REQUIREMENT:
Would you retype, word for word, the line with "Parse this screenshot: output" and every line after it through the end of the records below?

PROVIDED DATA:
☆ ☆ ☆ ☆ ☆ ☆ ☆

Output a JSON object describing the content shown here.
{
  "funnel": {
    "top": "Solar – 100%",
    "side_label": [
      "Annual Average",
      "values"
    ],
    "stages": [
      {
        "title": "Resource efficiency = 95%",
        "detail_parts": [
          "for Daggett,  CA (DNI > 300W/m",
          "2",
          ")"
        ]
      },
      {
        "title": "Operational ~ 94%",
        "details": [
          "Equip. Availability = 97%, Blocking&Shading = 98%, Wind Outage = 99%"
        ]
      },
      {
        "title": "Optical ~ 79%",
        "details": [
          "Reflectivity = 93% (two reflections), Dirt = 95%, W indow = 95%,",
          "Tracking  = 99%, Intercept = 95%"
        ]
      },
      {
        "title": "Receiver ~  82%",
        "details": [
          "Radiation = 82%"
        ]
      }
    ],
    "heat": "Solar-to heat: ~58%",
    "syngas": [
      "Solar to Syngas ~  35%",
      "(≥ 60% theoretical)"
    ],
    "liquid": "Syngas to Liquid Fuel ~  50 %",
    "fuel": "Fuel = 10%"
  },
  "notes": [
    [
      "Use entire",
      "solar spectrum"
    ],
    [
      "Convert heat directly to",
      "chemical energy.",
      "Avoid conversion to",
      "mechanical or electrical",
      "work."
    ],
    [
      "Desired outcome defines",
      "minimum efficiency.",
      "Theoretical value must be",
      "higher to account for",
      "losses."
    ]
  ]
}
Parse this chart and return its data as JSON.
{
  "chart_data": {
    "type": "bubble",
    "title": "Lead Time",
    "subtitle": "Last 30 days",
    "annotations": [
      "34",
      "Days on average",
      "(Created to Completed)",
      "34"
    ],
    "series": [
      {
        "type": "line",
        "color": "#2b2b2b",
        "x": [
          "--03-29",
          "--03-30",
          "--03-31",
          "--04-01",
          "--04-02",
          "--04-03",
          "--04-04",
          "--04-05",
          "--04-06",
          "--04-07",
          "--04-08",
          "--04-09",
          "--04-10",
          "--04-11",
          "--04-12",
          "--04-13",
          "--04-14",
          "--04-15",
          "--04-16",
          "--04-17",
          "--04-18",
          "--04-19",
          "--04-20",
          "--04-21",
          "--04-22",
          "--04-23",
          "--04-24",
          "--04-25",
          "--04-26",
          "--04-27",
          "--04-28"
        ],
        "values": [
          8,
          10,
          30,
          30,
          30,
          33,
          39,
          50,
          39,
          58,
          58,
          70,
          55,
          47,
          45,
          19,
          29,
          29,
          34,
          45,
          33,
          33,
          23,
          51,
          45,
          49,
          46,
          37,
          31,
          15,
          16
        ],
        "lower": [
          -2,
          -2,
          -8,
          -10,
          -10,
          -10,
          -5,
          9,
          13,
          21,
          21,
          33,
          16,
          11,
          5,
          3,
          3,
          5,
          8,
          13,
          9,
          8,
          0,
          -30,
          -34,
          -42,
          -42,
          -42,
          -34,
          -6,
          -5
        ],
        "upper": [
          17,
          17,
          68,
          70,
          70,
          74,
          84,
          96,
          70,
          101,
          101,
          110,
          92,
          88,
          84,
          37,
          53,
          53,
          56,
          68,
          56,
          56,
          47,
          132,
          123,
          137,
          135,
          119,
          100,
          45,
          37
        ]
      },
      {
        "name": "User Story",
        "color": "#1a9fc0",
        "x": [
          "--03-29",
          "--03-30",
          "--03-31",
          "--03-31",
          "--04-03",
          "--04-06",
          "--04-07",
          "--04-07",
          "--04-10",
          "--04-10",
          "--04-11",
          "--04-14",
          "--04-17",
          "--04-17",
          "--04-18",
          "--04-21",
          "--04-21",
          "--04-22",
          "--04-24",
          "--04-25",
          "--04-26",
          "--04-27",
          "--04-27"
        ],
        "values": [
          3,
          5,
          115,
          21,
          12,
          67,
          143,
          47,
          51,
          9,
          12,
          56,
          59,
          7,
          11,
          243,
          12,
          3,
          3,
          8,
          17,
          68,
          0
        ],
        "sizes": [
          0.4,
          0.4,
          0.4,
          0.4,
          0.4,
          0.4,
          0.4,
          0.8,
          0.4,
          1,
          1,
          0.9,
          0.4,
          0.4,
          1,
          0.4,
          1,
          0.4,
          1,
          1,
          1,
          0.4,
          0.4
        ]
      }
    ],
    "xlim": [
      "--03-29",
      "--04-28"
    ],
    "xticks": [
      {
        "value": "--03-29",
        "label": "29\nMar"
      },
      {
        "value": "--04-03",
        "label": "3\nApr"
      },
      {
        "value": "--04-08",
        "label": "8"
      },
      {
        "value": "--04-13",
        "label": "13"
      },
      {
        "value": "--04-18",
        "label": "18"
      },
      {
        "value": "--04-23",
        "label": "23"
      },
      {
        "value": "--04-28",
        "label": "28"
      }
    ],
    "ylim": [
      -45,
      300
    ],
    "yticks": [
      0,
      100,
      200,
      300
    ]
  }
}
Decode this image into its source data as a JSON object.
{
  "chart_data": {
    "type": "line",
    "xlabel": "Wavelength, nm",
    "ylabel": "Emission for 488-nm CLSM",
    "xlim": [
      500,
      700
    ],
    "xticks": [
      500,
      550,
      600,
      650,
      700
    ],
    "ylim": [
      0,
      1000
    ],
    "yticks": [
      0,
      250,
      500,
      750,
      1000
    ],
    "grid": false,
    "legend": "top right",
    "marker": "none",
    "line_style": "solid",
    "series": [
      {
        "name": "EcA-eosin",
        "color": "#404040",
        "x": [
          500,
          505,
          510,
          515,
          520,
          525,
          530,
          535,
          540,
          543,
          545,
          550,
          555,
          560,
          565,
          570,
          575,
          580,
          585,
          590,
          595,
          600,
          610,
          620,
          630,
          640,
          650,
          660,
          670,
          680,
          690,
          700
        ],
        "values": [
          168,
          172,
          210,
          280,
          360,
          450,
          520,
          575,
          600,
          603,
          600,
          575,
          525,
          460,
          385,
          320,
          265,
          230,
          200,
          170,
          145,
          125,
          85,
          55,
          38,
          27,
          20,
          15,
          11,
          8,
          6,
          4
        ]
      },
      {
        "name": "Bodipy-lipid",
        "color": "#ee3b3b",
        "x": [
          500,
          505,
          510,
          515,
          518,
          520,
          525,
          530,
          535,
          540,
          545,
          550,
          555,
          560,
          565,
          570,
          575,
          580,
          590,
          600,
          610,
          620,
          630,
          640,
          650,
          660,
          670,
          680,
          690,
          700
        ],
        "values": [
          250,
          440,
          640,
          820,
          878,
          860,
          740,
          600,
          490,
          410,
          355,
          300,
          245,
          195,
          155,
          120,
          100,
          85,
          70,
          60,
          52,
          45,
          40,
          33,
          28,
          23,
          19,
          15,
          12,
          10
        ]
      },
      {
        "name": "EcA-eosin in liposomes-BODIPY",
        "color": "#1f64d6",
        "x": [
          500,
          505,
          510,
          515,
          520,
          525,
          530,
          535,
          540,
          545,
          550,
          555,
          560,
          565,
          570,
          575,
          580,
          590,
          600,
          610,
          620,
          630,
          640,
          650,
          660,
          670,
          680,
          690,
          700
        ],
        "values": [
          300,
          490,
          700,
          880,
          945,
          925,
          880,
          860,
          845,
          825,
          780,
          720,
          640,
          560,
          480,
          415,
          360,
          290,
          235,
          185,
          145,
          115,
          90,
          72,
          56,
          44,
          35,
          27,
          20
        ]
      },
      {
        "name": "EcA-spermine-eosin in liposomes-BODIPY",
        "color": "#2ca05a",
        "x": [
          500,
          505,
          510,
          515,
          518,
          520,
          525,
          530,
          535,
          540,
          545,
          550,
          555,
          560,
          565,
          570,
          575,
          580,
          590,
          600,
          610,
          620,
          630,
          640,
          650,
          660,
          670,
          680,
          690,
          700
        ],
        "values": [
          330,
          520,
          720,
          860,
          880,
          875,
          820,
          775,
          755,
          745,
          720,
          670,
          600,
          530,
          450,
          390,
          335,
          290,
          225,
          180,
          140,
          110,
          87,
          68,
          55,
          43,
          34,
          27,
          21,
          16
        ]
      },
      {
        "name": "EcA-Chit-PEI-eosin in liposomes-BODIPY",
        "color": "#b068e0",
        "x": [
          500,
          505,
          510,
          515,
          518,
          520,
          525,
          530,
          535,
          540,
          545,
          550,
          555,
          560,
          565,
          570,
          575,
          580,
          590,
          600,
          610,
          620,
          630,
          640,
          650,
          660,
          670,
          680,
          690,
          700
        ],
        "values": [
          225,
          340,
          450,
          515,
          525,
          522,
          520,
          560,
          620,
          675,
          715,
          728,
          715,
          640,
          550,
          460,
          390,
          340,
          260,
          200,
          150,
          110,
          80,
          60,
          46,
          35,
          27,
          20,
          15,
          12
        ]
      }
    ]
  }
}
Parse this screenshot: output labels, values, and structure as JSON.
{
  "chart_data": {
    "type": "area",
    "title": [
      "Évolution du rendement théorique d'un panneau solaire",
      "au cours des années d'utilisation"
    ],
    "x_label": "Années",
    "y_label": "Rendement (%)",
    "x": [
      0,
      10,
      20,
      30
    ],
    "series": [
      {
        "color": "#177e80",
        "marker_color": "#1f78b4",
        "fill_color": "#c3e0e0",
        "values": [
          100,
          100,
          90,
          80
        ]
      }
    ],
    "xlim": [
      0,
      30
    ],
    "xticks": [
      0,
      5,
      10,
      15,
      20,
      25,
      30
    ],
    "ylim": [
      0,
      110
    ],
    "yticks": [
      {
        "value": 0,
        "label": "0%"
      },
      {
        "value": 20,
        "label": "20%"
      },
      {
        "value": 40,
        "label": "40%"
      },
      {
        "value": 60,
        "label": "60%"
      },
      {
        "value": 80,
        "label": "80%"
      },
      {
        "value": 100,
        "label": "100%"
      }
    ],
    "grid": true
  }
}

☆ ☆ ☆ ☆ ☆ ☆ ☆

THE ANSWER:
Parse this screenshot: output labels, values, and structure as JSON.
{
  "chart_data": {
    "type": "area",
    "title": [
      "Évolution du rendement théorique d'un panneau solaire",
      "au cours des années d'utilisation"
    ],
    "x_label": "Années",
    "y_label": "Rendement (%)",
    "x": [
      0,
      10,
      20,
      30
    ],
    "series": [
      {
        "color": "#177e80",
        "marker_color": "#1f78b4",
        "fill_color": "#c3e0e0",
        "values": [
          100,
          100,
          90,
          80
        ]
      }
    ],
    "xlim": [
      0,
      30
    ],
    "xticks": [
      0,
      5,
      10,
      15,
      20,
      25,
      30
    ],
    "ylim": [
      0,
      110
    ],
    "yticks": [
      {
        "value": 0,
        "label": "0%"
      },
      {
        "value": 20,
        "label": "20%"
      },
      {
        "value": 40,
        "label": "40%"
      },
      {
        "value": 60,
        "label": "60%"
      },
      {
        "value": 80,
        "label": "80%"
      },
      {
        "value": 100,
        "label": "100%"
      }
    ],
    "grid": true
  }
}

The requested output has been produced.